## 課題 1
在宅医療についての文章によると、20世紀は何の世紀だと言われていますか。
## 課題 2
在宅医療についての文章から、「その昔、容易なことでは病気の」から「紀」だと言われるゆえんです。」までを、両端の語句も含めてそのまま書き写してください。

## 読解文
日常生活の中での医療を支えるのが在宅医療であることは前回に述べました。その在宅医療においては、多くの場合、病気の治癒(ちゆ)を目指すよりも、療養者一人ひとりの身の丈に応じた、「生命の質(QOL)」が第一といった考え方が大切にされます。
その昔、容易なことでは病気の治ることのない時代、すなわち医学や医術が未発展の時代には、療養者を和ませ、苦痛を和らげ、安心させる術(広い意味での「緩和ケア」)は、病める人に寄り添う看護や介護でした。
しかし、医学や医術、すなわち医療が進歩するにつれて、手を加え医療を駆使して病気を「治癒させる」ことが苦痛を和らげる最も効果的な方法と考えられるようになりました。「治らない病気もある」ことに気づきながらも、いつの間にか、「治癒させる」ことに邁進する医療が主役になりました。「病院に行けば、医療にかかれば、病気を治せば・・・」という風潮ができあがってきました。「20世紀は病院の世紀」だと言われるゆえんです。

## 分析用データ
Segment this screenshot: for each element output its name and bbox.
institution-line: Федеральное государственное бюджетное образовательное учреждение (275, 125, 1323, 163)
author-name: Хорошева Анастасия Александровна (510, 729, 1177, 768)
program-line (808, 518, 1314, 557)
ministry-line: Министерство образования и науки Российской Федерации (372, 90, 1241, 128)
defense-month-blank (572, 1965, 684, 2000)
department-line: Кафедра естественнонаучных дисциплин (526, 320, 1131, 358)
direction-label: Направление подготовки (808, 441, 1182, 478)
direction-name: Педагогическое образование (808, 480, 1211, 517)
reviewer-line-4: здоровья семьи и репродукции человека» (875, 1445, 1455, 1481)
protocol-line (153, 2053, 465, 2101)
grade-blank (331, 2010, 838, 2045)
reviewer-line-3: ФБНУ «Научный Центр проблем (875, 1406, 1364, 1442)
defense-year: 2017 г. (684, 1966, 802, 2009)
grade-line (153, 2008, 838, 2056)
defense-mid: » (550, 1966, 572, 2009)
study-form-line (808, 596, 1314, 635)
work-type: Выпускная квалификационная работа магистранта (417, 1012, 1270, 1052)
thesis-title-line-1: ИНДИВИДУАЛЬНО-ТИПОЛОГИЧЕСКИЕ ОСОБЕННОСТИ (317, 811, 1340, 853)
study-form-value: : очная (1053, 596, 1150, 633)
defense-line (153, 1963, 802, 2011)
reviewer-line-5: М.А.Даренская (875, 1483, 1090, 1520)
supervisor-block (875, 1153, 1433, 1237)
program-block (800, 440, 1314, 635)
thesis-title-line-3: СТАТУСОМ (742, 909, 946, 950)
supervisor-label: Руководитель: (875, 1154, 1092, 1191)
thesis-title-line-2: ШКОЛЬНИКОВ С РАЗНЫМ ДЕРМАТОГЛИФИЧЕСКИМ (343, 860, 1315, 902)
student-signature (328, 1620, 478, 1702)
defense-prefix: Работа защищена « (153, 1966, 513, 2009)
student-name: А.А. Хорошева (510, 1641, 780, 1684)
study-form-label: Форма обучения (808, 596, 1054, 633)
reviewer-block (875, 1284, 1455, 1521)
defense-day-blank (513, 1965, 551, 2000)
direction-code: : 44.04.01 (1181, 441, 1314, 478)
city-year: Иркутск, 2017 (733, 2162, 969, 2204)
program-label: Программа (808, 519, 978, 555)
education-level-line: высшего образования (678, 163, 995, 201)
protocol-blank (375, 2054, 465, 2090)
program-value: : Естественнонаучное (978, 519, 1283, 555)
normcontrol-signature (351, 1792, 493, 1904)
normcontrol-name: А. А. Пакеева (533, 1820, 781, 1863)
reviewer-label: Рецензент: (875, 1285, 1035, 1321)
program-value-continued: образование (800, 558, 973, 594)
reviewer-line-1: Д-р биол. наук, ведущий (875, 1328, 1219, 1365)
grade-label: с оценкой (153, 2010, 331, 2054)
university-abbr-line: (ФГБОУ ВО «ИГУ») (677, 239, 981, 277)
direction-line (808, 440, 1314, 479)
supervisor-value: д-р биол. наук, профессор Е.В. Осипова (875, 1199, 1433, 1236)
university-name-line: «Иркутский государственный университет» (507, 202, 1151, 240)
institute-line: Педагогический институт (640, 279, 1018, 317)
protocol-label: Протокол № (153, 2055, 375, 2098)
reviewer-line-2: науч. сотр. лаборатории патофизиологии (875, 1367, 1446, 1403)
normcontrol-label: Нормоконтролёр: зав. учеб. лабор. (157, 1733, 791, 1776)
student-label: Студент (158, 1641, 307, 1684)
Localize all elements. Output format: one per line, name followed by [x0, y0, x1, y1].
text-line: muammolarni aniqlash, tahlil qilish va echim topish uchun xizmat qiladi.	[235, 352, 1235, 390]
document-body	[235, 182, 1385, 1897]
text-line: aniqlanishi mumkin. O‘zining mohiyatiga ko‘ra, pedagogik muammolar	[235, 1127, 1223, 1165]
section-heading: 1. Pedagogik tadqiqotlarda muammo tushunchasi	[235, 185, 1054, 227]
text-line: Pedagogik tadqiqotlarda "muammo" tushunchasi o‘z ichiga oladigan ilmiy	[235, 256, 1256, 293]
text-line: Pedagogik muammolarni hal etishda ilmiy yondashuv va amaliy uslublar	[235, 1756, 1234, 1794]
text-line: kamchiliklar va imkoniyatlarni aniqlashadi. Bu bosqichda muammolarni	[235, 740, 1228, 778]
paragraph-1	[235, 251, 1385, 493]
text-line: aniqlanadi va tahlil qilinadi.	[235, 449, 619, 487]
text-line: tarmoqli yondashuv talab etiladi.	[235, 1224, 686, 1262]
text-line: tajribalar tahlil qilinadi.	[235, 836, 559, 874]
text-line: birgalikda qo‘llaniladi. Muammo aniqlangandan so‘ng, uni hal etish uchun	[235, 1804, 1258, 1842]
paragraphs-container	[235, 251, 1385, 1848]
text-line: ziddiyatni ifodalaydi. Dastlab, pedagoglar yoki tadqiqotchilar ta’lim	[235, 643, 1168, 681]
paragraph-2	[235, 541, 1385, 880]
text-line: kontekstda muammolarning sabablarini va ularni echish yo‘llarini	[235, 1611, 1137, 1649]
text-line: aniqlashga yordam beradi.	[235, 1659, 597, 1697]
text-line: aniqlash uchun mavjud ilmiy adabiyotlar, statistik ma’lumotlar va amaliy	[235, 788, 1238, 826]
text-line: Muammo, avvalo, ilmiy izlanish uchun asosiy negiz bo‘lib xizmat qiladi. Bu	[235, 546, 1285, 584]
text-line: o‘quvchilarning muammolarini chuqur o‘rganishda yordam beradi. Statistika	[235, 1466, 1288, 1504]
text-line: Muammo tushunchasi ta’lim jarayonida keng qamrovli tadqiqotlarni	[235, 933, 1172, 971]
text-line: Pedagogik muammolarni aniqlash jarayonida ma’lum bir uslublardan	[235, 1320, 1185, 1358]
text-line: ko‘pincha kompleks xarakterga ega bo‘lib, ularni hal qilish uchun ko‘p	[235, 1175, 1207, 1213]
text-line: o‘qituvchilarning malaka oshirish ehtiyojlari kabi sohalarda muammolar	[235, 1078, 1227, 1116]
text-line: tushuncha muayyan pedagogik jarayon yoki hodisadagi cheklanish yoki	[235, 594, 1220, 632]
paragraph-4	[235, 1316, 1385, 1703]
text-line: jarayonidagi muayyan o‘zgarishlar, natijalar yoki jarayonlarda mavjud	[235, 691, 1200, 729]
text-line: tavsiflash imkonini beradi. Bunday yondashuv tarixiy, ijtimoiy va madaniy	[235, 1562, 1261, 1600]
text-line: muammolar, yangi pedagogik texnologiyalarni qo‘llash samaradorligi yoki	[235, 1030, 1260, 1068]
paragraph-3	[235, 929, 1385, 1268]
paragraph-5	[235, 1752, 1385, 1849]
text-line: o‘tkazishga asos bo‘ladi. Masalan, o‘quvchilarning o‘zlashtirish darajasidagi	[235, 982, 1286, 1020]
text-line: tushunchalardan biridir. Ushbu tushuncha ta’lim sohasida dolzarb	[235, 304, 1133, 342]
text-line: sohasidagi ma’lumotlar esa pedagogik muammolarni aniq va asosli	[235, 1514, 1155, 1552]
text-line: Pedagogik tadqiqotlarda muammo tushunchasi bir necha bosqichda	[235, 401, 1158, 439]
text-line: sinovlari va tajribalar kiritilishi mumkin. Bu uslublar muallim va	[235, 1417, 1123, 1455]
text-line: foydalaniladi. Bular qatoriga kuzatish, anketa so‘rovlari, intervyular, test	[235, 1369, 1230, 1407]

## 解答 1
病院の世紀

## 解答 2
その昔、容易なことでは病気の治ることのない時代、すなわち医学や医術が未発展の時代には、療養者を和ませ、苦痛を和らげ、安心させる術(広い意味での「緩和ケア」)は、病める人に寄り添う看護や介護でした。
しかし、医学や医術、すなわち医療が進歩するにつれて、手を加え医療を駆使して病気を「治癒させる」ことが苦痛を和らげる最も効果的な方法と考えられるようになりました。「治らない病気もある」ことに気づきながらも、いつの間にか、「治癒させる」ことに邁進する医療が主役になりました。「病院に行けば、医療にかかれば、病気を治せば・・・」という風潮ができあがってきました。「20世紀は病院の世紀」だと言われるゆえんです。